TASK OBJECTIVE:
Gather the lines that hold the string "neutrons".

Excerpt from a dataset:

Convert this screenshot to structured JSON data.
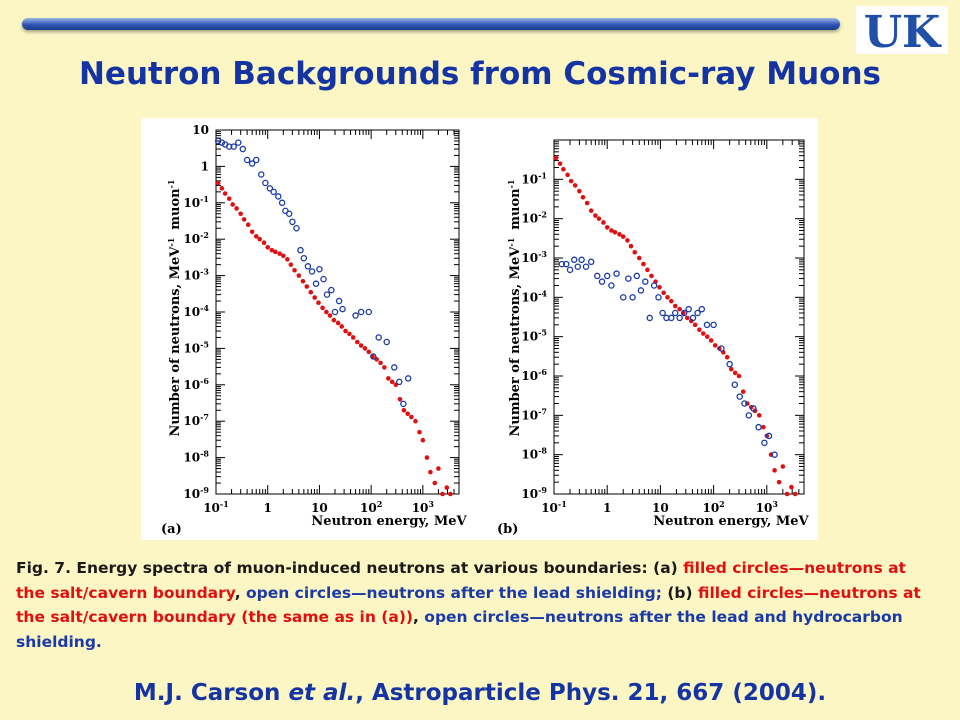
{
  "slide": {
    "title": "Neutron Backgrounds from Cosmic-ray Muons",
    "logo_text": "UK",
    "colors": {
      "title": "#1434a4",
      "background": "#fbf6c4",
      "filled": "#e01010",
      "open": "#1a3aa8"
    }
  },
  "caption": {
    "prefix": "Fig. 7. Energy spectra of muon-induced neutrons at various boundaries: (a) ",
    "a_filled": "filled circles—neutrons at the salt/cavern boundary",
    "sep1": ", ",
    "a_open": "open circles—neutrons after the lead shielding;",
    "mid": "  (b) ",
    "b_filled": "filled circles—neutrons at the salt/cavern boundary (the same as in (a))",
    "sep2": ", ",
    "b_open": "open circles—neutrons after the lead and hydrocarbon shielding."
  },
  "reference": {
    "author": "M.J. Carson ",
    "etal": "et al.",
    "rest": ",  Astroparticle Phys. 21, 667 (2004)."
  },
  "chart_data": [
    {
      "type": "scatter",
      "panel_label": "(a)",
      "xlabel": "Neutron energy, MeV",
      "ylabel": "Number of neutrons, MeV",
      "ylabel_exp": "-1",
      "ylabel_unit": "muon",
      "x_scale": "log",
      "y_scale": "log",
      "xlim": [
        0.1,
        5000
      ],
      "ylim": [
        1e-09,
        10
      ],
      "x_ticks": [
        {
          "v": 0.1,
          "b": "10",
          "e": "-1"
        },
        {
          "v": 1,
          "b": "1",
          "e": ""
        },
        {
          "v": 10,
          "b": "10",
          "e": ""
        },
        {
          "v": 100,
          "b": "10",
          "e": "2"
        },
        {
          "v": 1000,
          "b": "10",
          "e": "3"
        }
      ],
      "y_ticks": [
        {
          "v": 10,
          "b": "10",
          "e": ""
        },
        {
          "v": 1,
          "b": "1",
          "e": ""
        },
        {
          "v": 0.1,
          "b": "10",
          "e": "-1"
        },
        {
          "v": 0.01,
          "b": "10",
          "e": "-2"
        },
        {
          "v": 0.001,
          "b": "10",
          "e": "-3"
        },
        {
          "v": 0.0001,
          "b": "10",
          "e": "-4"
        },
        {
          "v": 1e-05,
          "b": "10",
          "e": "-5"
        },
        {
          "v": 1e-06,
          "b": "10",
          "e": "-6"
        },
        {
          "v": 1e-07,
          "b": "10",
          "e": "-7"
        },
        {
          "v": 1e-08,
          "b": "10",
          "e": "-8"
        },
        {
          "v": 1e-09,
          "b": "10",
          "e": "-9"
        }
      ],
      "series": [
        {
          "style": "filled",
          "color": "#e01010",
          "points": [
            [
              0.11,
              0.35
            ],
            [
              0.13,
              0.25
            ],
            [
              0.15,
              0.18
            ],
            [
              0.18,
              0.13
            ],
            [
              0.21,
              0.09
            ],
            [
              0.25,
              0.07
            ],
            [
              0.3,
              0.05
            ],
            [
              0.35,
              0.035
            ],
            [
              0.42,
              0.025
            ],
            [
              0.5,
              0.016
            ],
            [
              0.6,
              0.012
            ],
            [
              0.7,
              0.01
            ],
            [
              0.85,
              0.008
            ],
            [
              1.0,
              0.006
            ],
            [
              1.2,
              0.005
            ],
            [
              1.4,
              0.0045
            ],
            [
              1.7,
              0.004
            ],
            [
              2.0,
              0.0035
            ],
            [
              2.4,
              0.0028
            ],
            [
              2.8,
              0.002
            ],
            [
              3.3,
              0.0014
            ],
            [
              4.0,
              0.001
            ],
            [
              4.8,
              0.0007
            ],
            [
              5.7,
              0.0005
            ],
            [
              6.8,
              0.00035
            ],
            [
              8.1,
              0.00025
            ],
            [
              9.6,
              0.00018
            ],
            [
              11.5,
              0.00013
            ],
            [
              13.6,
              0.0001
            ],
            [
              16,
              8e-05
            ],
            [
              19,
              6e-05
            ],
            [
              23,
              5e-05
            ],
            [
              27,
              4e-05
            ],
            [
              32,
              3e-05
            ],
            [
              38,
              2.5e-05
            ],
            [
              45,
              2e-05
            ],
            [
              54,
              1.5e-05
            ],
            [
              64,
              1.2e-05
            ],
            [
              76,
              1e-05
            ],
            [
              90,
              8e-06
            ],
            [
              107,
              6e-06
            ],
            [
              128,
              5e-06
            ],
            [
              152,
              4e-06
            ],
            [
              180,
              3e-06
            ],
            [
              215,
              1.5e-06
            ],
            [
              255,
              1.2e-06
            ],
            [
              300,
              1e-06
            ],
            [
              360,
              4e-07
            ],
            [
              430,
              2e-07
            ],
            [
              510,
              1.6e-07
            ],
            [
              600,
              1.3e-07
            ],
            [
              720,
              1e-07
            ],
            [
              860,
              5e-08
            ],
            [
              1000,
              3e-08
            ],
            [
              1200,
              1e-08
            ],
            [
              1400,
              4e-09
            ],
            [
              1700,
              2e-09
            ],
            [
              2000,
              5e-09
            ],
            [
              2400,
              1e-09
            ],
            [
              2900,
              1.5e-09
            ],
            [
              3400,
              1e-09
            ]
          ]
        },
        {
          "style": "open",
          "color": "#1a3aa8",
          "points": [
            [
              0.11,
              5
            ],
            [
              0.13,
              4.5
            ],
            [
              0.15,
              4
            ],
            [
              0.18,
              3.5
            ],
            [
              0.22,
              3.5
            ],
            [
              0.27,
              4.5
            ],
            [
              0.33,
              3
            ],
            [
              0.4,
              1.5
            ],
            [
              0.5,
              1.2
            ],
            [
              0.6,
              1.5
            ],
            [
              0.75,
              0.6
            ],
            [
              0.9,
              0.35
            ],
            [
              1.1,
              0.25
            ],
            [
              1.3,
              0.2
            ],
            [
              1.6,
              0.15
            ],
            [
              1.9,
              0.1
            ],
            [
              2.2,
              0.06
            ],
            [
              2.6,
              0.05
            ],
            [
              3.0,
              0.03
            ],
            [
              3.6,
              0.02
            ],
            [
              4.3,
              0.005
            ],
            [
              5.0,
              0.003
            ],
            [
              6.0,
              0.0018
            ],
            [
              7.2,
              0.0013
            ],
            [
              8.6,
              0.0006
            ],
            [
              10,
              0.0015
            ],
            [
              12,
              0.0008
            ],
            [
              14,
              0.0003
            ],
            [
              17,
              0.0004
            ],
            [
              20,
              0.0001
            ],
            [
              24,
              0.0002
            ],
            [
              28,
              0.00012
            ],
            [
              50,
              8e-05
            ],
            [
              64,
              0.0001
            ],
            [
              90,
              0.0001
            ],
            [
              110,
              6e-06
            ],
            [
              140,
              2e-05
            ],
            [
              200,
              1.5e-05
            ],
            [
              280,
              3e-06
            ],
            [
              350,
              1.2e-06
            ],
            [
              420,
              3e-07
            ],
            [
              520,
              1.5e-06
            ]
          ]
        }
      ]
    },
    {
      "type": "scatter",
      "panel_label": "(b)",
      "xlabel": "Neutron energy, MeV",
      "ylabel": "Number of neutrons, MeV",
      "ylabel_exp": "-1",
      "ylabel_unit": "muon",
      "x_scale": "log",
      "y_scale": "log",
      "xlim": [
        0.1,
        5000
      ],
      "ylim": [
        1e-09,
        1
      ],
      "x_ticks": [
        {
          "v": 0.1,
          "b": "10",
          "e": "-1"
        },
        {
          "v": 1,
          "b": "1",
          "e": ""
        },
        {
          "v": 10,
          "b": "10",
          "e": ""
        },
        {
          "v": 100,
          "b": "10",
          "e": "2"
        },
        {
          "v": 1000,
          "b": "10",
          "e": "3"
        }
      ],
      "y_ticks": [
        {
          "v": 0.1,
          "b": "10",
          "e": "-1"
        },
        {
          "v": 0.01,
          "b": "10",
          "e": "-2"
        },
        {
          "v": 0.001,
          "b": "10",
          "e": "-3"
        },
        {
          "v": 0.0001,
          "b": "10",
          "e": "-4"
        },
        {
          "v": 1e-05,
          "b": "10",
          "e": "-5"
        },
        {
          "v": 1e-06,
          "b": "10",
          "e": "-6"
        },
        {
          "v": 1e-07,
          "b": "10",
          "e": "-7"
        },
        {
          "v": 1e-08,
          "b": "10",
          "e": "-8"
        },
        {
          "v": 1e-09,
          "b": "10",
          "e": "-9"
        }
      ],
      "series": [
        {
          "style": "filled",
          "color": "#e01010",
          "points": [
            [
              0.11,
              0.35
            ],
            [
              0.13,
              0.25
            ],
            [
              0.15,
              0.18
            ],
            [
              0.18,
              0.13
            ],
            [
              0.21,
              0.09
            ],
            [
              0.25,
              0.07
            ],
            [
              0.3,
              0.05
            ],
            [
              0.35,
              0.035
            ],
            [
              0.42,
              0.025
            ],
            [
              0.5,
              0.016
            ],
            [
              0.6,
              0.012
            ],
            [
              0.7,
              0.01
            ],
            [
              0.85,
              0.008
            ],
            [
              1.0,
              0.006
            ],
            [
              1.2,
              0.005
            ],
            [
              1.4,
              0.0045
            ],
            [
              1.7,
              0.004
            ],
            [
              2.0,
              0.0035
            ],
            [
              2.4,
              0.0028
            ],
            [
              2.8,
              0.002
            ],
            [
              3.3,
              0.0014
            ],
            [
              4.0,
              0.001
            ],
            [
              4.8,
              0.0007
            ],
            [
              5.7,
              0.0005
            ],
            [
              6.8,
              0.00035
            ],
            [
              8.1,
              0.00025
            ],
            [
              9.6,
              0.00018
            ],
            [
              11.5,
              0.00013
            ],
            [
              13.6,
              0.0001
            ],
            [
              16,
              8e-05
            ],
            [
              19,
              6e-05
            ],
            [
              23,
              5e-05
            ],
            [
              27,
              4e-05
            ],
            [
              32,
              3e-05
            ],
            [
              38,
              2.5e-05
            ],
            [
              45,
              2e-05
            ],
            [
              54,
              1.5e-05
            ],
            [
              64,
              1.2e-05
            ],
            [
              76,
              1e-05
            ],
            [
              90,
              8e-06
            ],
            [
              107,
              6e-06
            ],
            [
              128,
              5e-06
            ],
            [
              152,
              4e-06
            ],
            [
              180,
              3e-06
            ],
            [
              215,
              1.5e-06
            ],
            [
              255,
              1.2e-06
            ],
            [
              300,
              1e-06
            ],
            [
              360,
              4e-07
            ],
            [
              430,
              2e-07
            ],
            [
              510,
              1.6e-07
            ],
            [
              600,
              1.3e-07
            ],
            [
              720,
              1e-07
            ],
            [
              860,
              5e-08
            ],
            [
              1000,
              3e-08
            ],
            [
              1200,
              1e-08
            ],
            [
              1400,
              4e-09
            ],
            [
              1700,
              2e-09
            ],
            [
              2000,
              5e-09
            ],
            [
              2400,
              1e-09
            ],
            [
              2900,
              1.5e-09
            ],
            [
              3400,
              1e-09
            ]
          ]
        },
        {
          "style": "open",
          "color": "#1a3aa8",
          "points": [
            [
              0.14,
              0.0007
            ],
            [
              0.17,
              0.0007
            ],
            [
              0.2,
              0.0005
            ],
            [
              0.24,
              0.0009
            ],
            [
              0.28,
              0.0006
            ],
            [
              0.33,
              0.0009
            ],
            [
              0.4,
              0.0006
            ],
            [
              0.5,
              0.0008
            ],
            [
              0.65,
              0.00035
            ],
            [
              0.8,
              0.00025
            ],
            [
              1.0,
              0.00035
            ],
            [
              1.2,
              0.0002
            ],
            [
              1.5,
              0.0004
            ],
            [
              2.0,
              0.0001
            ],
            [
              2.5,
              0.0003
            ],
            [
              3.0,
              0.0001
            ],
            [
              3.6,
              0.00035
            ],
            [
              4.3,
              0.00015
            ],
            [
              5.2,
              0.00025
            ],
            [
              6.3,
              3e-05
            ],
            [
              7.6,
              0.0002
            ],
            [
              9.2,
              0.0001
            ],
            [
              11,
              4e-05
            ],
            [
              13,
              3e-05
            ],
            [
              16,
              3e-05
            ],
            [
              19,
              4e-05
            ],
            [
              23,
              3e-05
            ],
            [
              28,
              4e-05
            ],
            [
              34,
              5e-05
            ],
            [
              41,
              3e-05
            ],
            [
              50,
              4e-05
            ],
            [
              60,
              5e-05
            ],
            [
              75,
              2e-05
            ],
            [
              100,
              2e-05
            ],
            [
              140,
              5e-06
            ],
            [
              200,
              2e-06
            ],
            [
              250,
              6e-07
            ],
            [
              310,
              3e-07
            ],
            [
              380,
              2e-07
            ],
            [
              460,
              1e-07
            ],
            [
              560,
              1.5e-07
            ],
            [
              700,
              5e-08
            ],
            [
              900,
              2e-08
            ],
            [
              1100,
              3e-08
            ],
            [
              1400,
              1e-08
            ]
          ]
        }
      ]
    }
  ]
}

REPLY TO THE TASK:
    "prefix": "Fig. 7. Energy spectra of muon-induced neutrons at various boundaries: (a) ",
    "a_filled": "filled circles—neutrons at the salt/cavern boundary",
    "a_open": "open circles—neutrons after the lead shielding;",
    "b_filled": "filled circles—neutrons at the salt/cavern boundary (the same as in (a))",
    "b_open": "open circles—neutrons after the lead and hydrocarbon shielding."
      "ylabel": "Number of neutrons, MeV",
      "ylabel": "Number of neutrons, MeV",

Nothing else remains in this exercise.